— Begin Extracted records —

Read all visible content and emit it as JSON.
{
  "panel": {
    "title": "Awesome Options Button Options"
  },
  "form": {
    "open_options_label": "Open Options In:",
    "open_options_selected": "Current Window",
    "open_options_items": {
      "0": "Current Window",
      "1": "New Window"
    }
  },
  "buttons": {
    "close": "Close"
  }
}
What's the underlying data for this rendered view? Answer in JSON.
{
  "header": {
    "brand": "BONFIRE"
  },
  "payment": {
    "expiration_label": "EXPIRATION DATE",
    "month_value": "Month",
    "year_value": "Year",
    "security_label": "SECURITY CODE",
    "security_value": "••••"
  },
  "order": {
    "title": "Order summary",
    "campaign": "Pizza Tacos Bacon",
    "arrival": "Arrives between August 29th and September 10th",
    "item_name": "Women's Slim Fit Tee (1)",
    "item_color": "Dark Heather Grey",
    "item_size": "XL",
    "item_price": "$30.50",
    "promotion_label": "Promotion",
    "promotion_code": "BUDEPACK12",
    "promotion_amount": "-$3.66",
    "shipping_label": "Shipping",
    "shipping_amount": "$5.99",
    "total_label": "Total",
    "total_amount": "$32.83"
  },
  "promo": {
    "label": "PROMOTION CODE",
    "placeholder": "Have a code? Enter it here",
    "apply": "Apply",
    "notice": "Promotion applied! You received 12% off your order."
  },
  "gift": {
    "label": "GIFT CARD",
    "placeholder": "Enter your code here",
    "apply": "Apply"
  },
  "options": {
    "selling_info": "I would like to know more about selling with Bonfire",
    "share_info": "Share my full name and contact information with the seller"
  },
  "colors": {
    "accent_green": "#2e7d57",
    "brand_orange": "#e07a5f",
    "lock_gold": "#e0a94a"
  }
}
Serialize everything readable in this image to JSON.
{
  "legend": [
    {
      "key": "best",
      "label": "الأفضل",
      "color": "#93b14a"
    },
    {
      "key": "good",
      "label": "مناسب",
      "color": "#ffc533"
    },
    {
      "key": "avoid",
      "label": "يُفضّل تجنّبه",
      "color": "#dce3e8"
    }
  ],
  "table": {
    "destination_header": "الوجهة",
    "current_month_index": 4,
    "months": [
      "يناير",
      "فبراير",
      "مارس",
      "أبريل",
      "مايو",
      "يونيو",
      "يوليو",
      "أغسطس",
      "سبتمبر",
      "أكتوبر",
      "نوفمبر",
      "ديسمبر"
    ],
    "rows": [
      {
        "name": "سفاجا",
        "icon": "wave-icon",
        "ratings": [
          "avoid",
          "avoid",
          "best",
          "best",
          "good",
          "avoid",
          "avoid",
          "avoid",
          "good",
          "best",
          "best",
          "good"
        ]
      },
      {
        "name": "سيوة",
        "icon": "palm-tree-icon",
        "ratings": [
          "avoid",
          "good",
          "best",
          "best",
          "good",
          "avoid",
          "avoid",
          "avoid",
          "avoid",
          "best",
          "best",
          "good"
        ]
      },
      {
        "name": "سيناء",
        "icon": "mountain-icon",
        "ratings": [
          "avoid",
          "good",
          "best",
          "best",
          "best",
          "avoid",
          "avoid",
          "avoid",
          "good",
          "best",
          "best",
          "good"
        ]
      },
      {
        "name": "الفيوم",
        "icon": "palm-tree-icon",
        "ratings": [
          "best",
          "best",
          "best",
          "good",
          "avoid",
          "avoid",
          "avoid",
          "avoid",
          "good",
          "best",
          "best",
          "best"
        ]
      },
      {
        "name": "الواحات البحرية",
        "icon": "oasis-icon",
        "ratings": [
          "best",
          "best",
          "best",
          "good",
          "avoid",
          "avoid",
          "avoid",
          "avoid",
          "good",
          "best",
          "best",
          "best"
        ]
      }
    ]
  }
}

— End Extracted records —

▸ Work required:
Here, the records must be output exactly and in full.

▸ Exercise result:
Read all visible content and emit it as JSON.
{
  "panel": {
    "title": "Awesome Options Button Options"
  },
  "form": {
    "open_options_label": "Open Options In:",
    "open_options_selected": "Current Window",
    "open_options_items": {
      "0": "Current Window",
      "1": "New Window"
    }
  },
  "buttons": {
    "close": "Close"
  }
}
What's the underlying data for this rendered view? Answer in JSON.
{
  "header": {
    "brand": "BONFIRE"
  },
  "payment": {
    "expiration_label": "EXPIRATION DATE",
    "month_value": "Month",
    "year_value": "Year",
    "security_label": "SECURITY CODE",
    "security_value": "••••"
  },
  "order": {
    "title": "Order summary",
    "campaign": "Pizza Tacos Bacon",
    "arrival": "Arrives between August 29th and September 10th",
    "item_name": "Women's Slim Fit Tee (1)",
    "item_color": "Dark Heather Grey",
    "item_size": "XL",
    "item_price": "$30.50",
    "promotion_label": "Promotion",
    "promotion_code": "BUDEPACK12",
    "promotion_amount": "-$3.66",
    "shipping_label": "Shipping",
    "shipping_amount": "$5.99",
    "total_label": "Total",
    "total_amount": "$32.83"
  },
  "promo": {
    "label": "PROMOTION CODE",
    "placeholder": "Have a code? Enter it here",
    "apply": "Apply",
    "notice": "Promotion applied! You received 12% off your order."
  },
  "gift": {
    "label": "GIFT CARD",
    "placeholder": "Enter your code here",
    "apply": "Apply"
  },
  "options": {
    "selling_info": "I would like to know more about selling with Bonfire",
    "share_info": "Share my full name and contact information with the seller"
  },
  "colors": {
    "accent_green": "#2e7d57",
    "brand_orange": "#e07a5f",
    "lock_gold": "#e0a94a"
  }
}
Serialize everything readable in this image to JSON.
{
  "legend": [
    {
      "key": "best",
      "label": "الأفضل",
      "color": "#93b14a"
    },
    {
      "key": "good",
      "label": "مناسب",
      "color": "#ffc533"
    },
    {
      "key": "avoid",
      "label": "يُفضّل تجنّبه",
      "color": "#dce3e8"
    }
  ],
  "table": {
    "destination_header": "الوجهة",
    "current_month_index": 4,
    "months": [
      "يناير",
      "فبراير",
      "مارس",
      "أبريل",
      "مايو",
      "يونيو",
      "يوليو",
      "أغسطس",
      "سبتمبر",
      "أكتوبر",
      "نوفمبر",
      "ديسمبر"
    ],
    "rows": [
      {
        "name": "سفاجا",
        "icon": "wave-icon",
        "ratings": [
          "avoid",
          "avoid",
          "best",
          "best",
          "good",
          "avoid",
          "avoid",
          "avoid",
          "good",
          "best",
          "best",
          "good"
        ]
      },
      {
        "name": "سيوة",
        "icon": "palm-tree-icon",
        "ratings": [
          "avoid",
          "good",
          "best",
          "best",
          "good",
          "avoid",
          "avoid",
          "avoid",
          "avoid",
          "best",
          "best",
          "good"
        ]
      },
      {
        "name": "سيناء",
        "icon": "mountain-icon",
        "ratings": [
          "avoid",
          "good",
          "best",
          "best",
          "best",
          "avoid",
          "avoid",
          "avoid",
          "good",
          "best",
          "best",
          "good"
        ]
      },
      {
        "name": "الفيوم",
        "icon": "palm-tree-icon",
        "ratings": [
          "best",
          "best",
          "best",
          "good",
          "avoid",
          "avoid",
          "avoid",
          "avoid",
          "good",
          "best",
          "best",
          "best"
        ]
      },
      {
        "name": "الواحات البحرية",
        "icon": "oasis-icon",
        "ratings": [
          "best",
          "best",
          "best",
          "good",
          "avoid",
          "avoid",
          "avoid",
          "avoid",
          "good",
          "best",
          "best",
          "best"
        ]
      }
    ]
  }
}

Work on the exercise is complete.